[A run of records]:
════════

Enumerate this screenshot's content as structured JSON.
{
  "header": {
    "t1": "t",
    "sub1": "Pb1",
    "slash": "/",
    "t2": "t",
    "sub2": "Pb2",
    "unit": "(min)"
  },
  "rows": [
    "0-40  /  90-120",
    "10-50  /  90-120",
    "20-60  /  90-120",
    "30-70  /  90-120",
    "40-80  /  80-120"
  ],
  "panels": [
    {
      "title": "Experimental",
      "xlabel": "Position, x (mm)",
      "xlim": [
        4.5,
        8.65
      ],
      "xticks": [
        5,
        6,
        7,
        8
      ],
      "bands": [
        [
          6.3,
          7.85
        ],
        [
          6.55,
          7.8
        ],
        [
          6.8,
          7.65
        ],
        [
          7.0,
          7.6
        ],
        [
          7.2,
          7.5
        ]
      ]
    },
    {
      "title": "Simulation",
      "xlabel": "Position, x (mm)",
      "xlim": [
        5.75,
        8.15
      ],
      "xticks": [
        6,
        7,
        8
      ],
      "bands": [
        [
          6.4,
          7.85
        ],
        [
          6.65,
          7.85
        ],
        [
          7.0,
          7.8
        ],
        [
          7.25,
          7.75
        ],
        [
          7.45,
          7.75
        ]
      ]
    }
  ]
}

════════

Across the data above, how many lines include the word "title"? Give only the count.

2